*** EXTRACTED TEXT ***

Stopping Immunomodulators: Evidence Growing

Until recently, the data supporting the discontinuation of immunomodulators in patients receiving combination therapy were limited to small heterogeneous studies. In the largest retrospective analysis to date, conducted in two European hospitals, investigators discovered that discontinuing immunomodulators did not affect the loss of response, disease activity or flares in 500 IBD patients using an anti-TNF agent (adalimumab or infliximab) and an immunomodulator (thiopurine or methotrexate) during a two-year period (Clin Gastroenterol Hepatol 2022;20[11]:2577-2587.e6).

A prospective randomized study conducted in Europe (IMID study) also found no differences between continuation of combination therapy and cessation of immunomodulators in terms of the frequency of flares, the duration of therapy or endoscopic healing in patients whose disease had been under control for at least six months (Gastroenterology 2008;134[7]:1861-1868).

In addition, data from the DIAMOND 2 study—conducted in Asia with 50 patients with Crohn’s disease receiving adalimumab and thiopurines—showed no statistically significant differences in corticosteroid-free clinical remission and endoscopic remission between patients who stopped taking thiopurines and those who continued combination therapy (J Gastroenterol 2019;54[10]:860-870).

Finally, the recently completed SPARE trial—a large international, multicenter, prospective study—compared three scenarios: continuing combination therapy, stopping anti-TNF therapy or stopping the immunomodulator. The study found that both continuing combination therapy and stopping immunomodulator therapy performed better than stopping anti-TNF treatment, with a slight increase in relapse days (Lancet Gastroenterol Hepatol 2023;8[3]:215-227). The investigators concluded that stopping anti-TNF therapy was associated with a higher relapse rate and reduced time in remission compared with continuing combination therapy or stopping immunomodulator therapy. Young age and active disease state at the time of de-escalation were other factors that appeared to predict relapse.

“Based on these data, we should de-escalate combo therapy with immunomodulators to biological monotherapy after one year in all IBD patients,” Dr. Ungaro said. “My only caveat is to make sure that patients are in objective remission before you stop.”

Some Patients Should Remain On Combination Therapy

Ryan W. Stidham, MD, MSc, an associate professor of gastroenterology and computational medicine and bioinformatics at University of Michigan Health, in Ann Arbor, said combination therapy may be the appropriate strategy for certain patients with aggressive disease and a history of complications.

*** End of EXTRACTED TEXT ***
*** RECORDED DATA ***

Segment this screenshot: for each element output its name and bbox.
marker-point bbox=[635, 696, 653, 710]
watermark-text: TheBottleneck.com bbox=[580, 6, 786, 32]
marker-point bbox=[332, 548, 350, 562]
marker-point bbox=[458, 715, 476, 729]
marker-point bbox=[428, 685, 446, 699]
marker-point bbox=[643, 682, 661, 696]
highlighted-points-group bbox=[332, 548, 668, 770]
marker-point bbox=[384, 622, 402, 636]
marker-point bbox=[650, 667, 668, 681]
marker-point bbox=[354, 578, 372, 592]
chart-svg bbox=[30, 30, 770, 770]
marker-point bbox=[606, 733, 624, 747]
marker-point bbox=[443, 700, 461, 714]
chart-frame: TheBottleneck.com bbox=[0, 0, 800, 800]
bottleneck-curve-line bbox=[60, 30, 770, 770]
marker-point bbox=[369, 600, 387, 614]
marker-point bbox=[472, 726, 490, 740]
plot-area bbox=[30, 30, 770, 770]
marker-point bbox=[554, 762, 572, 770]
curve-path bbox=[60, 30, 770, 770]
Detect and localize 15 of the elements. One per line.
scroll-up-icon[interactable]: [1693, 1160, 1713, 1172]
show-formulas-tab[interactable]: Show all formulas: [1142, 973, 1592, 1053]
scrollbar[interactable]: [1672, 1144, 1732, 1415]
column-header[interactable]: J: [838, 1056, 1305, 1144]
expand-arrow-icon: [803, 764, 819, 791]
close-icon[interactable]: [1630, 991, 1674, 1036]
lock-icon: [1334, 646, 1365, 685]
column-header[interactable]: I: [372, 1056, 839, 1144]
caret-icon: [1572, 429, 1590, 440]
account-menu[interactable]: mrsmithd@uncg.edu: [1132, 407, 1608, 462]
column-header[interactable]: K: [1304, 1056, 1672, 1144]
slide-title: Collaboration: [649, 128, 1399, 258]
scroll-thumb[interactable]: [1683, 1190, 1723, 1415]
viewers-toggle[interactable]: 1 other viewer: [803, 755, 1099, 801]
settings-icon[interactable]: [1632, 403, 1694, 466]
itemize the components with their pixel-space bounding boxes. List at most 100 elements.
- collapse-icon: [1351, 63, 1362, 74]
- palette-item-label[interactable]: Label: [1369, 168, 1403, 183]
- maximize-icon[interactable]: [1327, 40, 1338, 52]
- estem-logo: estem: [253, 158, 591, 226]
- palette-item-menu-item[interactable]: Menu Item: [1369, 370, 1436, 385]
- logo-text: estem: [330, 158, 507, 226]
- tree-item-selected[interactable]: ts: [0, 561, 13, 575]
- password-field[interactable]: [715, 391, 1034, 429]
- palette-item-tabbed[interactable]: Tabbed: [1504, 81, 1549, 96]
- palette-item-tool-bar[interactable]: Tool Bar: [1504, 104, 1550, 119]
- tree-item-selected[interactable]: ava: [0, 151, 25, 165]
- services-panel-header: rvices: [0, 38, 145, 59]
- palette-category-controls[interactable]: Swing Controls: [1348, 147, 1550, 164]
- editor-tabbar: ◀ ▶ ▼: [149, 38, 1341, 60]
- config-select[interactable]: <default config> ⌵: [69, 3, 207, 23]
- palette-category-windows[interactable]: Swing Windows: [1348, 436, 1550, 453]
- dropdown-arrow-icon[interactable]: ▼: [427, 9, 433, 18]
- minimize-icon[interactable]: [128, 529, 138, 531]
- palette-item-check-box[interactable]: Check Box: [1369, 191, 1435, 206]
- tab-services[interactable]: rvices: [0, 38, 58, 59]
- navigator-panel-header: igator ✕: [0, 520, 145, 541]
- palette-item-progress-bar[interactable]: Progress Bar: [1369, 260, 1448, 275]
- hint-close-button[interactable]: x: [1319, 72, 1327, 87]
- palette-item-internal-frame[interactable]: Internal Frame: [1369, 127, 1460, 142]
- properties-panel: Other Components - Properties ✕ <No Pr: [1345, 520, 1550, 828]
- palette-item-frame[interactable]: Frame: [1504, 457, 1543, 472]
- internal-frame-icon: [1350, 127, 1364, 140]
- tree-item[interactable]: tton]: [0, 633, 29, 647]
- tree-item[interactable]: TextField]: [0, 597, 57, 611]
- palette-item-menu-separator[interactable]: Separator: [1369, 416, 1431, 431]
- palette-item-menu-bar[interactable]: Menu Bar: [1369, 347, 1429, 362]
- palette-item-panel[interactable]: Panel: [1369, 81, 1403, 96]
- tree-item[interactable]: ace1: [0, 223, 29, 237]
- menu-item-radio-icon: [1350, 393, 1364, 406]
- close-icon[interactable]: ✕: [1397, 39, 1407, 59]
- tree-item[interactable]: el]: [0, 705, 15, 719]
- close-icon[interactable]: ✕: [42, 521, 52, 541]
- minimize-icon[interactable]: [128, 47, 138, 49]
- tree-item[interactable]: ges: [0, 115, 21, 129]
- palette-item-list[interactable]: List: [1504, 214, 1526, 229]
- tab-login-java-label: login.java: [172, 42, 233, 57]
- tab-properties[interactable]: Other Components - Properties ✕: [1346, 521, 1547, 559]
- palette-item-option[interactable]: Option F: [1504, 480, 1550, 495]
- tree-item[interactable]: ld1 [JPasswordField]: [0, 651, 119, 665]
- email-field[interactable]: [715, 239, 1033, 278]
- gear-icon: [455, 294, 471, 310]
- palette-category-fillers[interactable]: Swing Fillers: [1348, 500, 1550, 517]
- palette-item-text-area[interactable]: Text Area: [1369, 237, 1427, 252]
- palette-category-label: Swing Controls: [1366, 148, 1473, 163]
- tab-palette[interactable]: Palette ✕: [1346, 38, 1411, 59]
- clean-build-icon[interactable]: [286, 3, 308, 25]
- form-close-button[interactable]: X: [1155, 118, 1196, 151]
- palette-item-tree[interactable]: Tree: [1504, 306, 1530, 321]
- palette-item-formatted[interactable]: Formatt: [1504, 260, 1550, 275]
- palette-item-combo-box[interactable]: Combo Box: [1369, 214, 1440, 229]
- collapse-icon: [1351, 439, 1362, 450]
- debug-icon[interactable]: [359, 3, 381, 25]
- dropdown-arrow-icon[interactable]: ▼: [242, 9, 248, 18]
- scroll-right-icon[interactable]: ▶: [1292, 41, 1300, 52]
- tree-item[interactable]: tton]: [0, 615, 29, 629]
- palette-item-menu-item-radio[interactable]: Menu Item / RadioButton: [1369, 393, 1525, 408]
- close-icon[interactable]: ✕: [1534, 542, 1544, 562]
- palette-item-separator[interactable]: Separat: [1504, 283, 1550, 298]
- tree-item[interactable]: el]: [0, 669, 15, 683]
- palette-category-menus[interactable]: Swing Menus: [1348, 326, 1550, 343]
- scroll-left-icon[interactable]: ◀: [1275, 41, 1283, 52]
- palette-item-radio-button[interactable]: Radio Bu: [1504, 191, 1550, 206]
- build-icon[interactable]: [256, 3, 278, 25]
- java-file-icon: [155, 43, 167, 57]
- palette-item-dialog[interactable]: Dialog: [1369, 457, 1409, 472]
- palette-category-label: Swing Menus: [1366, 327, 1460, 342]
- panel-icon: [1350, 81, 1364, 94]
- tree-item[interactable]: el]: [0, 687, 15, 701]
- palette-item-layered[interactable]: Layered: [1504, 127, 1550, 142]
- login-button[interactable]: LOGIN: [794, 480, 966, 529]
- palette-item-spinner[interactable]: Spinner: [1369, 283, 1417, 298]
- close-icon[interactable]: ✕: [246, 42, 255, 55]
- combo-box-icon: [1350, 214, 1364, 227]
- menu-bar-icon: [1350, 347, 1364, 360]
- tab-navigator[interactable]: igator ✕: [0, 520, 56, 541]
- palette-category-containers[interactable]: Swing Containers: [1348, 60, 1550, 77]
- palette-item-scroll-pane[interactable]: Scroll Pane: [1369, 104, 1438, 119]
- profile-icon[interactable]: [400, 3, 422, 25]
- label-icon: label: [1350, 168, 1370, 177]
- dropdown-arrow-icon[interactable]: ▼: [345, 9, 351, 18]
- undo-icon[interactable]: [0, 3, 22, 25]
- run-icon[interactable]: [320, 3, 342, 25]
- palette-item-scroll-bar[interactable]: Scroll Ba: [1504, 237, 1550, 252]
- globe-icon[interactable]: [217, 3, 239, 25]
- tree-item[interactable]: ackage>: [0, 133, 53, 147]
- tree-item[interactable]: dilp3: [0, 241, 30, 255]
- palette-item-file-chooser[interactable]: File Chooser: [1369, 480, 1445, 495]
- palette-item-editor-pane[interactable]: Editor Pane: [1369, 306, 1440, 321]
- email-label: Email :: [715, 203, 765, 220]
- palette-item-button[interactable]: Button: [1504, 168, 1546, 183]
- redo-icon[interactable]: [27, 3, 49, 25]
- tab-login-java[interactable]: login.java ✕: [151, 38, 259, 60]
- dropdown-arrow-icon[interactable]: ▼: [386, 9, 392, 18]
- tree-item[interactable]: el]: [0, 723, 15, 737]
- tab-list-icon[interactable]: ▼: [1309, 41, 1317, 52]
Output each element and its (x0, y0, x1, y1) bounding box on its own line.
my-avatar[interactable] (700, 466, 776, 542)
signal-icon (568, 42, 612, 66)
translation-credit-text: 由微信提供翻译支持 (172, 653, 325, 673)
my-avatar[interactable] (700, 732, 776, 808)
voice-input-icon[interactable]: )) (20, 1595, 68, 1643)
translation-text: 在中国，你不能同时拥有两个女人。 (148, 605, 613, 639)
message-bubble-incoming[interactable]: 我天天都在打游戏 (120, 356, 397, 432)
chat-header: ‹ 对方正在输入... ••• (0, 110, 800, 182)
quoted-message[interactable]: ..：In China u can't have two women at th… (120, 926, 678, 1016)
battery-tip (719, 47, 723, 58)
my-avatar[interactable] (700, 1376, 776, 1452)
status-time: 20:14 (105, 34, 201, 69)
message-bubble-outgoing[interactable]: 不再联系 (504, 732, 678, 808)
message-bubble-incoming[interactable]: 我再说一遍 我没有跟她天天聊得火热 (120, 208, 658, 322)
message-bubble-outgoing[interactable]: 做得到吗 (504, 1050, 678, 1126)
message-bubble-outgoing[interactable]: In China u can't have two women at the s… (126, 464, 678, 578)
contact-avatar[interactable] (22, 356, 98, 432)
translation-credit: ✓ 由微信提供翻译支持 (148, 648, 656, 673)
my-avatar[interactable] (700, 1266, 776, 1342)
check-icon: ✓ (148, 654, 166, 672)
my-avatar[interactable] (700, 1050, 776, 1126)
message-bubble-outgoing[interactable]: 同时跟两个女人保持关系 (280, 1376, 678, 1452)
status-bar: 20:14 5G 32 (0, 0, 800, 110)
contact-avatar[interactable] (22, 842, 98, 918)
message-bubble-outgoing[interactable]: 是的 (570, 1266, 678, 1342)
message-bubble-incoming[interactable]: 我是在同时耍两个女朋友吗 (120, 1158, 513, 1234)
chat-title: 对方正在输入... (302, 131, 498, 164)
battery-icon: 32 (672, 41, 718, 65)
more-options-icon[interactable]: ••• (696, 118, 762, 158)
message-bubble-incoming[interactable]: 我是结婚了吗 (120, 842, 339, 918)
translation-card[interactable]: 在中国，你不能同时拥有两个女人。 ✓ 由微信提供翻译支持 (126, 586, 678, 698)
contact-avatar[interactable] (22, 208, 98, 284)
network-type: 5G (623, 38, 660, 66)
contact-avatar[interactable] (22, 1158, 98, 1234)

*** End of RECORDED DATA ***

YOUR TASKS:
a - For the text on stopping immunomodulators, decide whether each statement agrees with it. Answer yes or no for each and quote the deciding words from the text.
(i) The DIAMOND 2 study was conducted in Asia with 50 patients with Crohn's disease.
(ii) The IMID study was a retrospective analysis conducted in two European hospitals.
(iii) The SPARE trial found that stopping anti-TNF therapy performed better than stopping the immunomodulator.
b - Please print the part of the text on stopping immunomodulators from "A prospective randomized" up to and including "months (Gastroenterology 2008;134[7]:1861-1868).", unchanged.
These records have nothing to do with the work on the text.

ANSWERS BY ITEM NUMBER:
a -
(i) Yes: "conducted in Asia with 50 patients with Crohn’s disease"
(ii) No: "A prospective randomized study conducted in Europe (IMID study)"
(iii) No: "both continuing combination therapy and stopping immunomodulator therapy performed better than stopping anti-TNF treatment"

b -
A prospective randomized study conducted in Europe (IMID study) also found no differences between continuation of combination therapy and cessation of immunomodulators in terms of the frequency of flares, the duration of therapy or endoscopic healing in patients whose disease had been under control for at least six months (Gastroenterology 2008;134[7]:1861-1868).